Work item: Leave out the pictures and copy every record exactly.

Start of Data section

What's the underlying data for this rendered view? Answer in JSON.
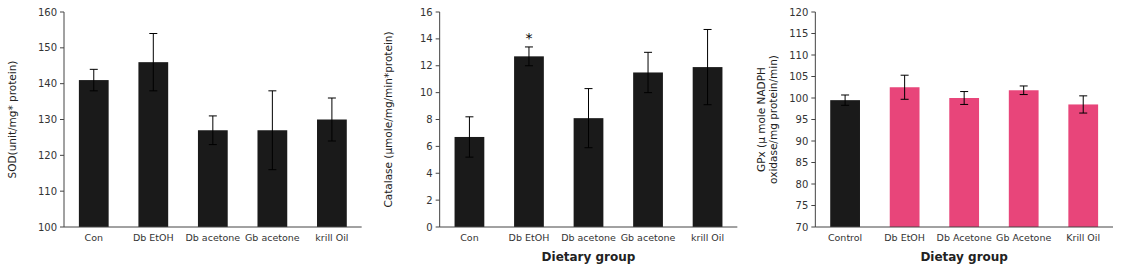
{
  "chart_data": [
    {
      "type": "bar",
      "categories": [
        "Con",
        "Db EtOH",
        "Db acetone",
        "Gb acetone",
        "krill Oil"
      ],
      "values": [
        141,
        146,
        127,
        127,
        130
      ],
      "errors": [
        3,
        8,
        4,
        11,
        6
      ],
      "ylabel": "SOD(unit/mg* protein)",
      "ylim": [
        100,
        160
      ],
      "yticks": [
        100,
        110,
        120,
        130,
        140,
        150,
        160
      ],
      "color": "#1a1a1a",
      "grid": false
    },
    {
      "type": "bar",
      "categories": [
        "Con",
        "Db EtOH",
        "Db acetone",
        "Gb acetone",
        "krill Oil"
      ],
      "values": [
        6.7,
        12.7,
        8.1,
        11.5,
        11.9
      ],
      "errors": [
        1.5,
        0.7,
        2.2,
        1.5,
        2.8
      ],
      "ylabel": "Catalase (μmole/mg/min*protein)",
      "xlabel": "Dietary group",
      "ylim": [
        0,
        16
      ],
      "yticks": [
        0,
        2,
        4,
        6,
        8,
        10,
        12,
        14,
        16
      ],
      "color": "#1a1a1a",
      "annotations": [
        {
          "text": "*",
          "category": "Db EtOH"
        }
      ],
      "grid": false
    },
    {
      "type": "bar",
      "categories": [
        "Control",
        "Db EtOH",
        "Db Acetone",
        "Gb Acetone",
        "Krill Oil"
      ],
      "values": [
        99.5,
        102.5,
        100.0,
        101.8,
        98.5
      ],
      "errors": [
        1.2,
        2.8,
        1.5,
        1.0,
        2.0
      ],
      "ylabel": "GPx (μ mole NADPH\noxidase/mg protein/min)",
      "xlabel": "Dietay group",
      "ylim": [
        70,
        120
      ],
      "yticks": [
        70,
        75,
        80,
        85,
        90,
        95,
        100,
        105,
        110,
        115,
        120
      ],
      "colors": [
        "#1a1a1a",
        "#e8457a",
        "#e8457a",
        "#e8457a",
        "#e8457a"
      ],
      "grid": false
    }
  ]
}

End of Data section

Answer:
What's the underlying data for this rendered view? Answer in JSON.
{
  "chart_data": [
    {
      "type": "bar",
      "categories": [
        "Con",
        "Db EtOH",
        "Db acetone",
        "Gb acetone",
        "krill Oil"
      ],
      "values": [
        141,
        146,
        127,
        127,
        130
      ],
      "errors": [
        3,
        8,
        4,
        11,
        6
      ],
      "ylabel": "SOD(unit/mg* protein)",
      "ylim": [
        100,
        160
      ],
      "yticks": [
        100,
        110,
        120,
        130,
        140,
        150,
        160
      ],
      "color": "#1a1a1a",
      "grid": false
    },
    {
      "type": "bar",
      "categories": [
        "Con",
        "Db EtOH",
        "Db acetone",
        "Gb acetone",
        "krill Oil"
      ],
      "values": [
        6.7,
        12.7,
        8.1,
        11.5,
        11.9
      ],
      "errors": [
        1.5,
        0.7,
        2.2,
        1.5,
        2.8
      ],
      "ylabel": "Catalase (μmole/mg/min*protein)",
      "xlabel": "Dietary group",
      "ylim": [
        0,
        16
      ],
      "yticks": [
        0,
        2,
        4,
        6,
        8,
        10,
        12,
        14,
        16
      ],
      "color": "#1a1a1a",
      "annotations": [
        {
          "text": "*",
          "category": "Db EtOH"
        }
      ],
      "grid": false
    },
    {
      "type": "bar",
      "categories": [
        "Control",
        "Db EtOH",
        "Db Acetone",
        "Gb Acetone",
        "Krill Oil"
      ],
      "values": [
        99.5,
        102.5,
        100.0,
        101.8,
        98.5
      ],
      "errors": [
        1.2,
        2.8,
        1.5,
        1.0,
        2.0
      ],
      "ylabel": "GPx (μ mole NADPH\noxidase/mg protein/min)",
      "xlabel": "Dietay group",
      "ylim": [
        70,
        120
      ],
      "yticks": [
        70,
        75,
        80,
        85,
        90,
        95,
        100,
        105,
        110,
        115,
        120
      ],
      "colors": [
        "#1a1a1a",
        "#e8457a",
        "#e8457a",
        "#e8457a",
        "#e8457a"
      ],
      "grid": false
    }
  ]
}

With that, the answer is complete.